WHAT YOU NEED TO DO >>
Below is a listing; copy all of it exactly.
# start of STORED RECORDS
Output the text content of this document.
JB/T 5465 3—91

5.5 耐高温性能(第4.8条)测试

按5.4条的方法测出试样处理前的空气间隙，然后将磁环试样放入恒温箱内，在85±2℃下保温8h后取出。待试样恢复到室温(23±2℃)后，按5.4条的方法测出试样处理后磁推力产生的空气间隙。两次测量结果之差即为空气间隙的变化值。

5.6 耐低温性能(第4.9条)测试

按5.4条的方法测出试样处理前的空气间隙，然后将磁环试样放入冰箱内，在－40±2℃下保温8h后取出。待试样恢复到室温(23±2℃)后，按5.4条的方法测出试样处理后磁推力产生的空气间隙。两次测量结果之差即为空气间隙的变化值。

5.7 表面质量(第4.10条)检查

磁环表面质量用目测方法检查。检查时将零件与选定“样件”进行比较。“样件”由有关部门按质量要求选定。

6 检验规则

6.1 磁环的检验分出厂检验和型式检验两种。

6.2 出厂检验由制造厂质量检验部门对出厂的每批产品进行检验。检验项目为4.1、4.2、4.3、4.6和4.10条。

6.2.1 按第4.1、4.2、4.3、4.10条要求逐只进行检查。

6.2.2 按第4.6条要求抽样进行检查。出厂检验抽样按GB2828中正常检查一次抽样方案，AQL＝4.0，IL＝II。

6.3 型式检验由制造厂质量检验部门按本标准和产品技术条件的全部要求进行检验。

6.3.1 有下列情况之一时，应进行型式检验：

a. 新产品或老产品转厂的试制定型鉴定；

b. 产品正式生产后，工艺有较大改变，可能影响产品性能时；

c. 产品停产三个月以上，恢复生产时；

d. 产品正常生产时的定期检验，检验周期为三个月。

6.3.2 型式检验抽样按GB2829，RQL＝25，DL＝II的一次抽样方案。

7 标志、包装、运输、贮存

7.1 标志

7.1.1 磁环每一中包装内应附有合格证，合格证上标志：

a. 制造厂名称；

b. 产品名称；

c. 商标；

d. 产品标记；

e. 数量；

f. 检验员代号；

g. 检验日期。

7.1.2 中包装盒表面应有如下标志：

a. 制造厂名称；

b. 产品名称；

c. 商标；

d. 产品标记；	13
# end of STORED RECORDS
FINISHED EXERCISE >>
Output the text content of this document.
JB/T 5465 3—91

5.5 耐高温性能(第4.8条)测试

按5.4条的方法测出试样处理前的空气间隙，然后将磁环试样放入恒温箱内，在85±2℃下保温8h后取出。待试样恢复到室温(23±2℃)后，按5.4条的方法测出试样处理后磁推力产生的空气间隙。两次测量结果之差即为空气间隙的变化值。

5.6 耐低温性能(第4.9条)测试

按5.4条的方法测出试样处理前的空气间隙，然后将磁环试样放入冰箱内，在－40±2℃下保温8h后取出。待试样恢复到室温(23±2℃)后，按5.4条的方法测出试样处理后磁推力产生的空气间隙。两次测量结果之差即为空气间隙的变化值。

5.7 表面质量(第4.10条)检查

磁环表面质量用目测方法检查。检查时将零件与选定“样件”进行比较。“样件”由有关部门按质量要求选定。

6 检验规则

6.1 磁环的检验分出厂检验和型式检验两种。

6.2 出厂检验由制造厂质量检验部门对出厂的每批产品进行检验。检验项目为4.1、4.2、4.3、4.6和4.10条。

6.2.1 按第4.1、4.2、4.3、4.10条要求逐只进行检查。

6.2.2 按第4.6条要求抽样进行检查。出厂检验抽样按GB2828中正常检查一次抽样方案，AQL＝4.0，IL＝II。

6.3 型式检验由制造厂质量检验部门按本标准和产品技术条件的全部要求进行检验。

6.3.1 有下列情况之一时，应进行型式检验：

a. 新产品或老产品转厂的试制定型鉴定；

b. 产品正式生产后，工艺有较大改变，可能影响产品性能时；

c. 产品停产三个月以上，恢复生产时；

d. 产品正常生产时的定期检验，检验周期为三个月。

6.3.2 型式检验抽样按GB2829，RQL＝25，DL＝II的一次抽样方案。

7 标志、包装、运输、贮存

7.1 标志

7.1.1 磁环每一中包装内应附有合格证，合格证上标志：

a. 制造厂名称；

b. 产品名称；

c. 商标；

d. 产品标记；

e. 数量；

f. 检验员代号；

g. 检验日期。

7.1.2 中包装盒表面应有如下标志：

a. 制造厂名称；

b. 产品名称；

c. 商标；

d. 产品标记；	13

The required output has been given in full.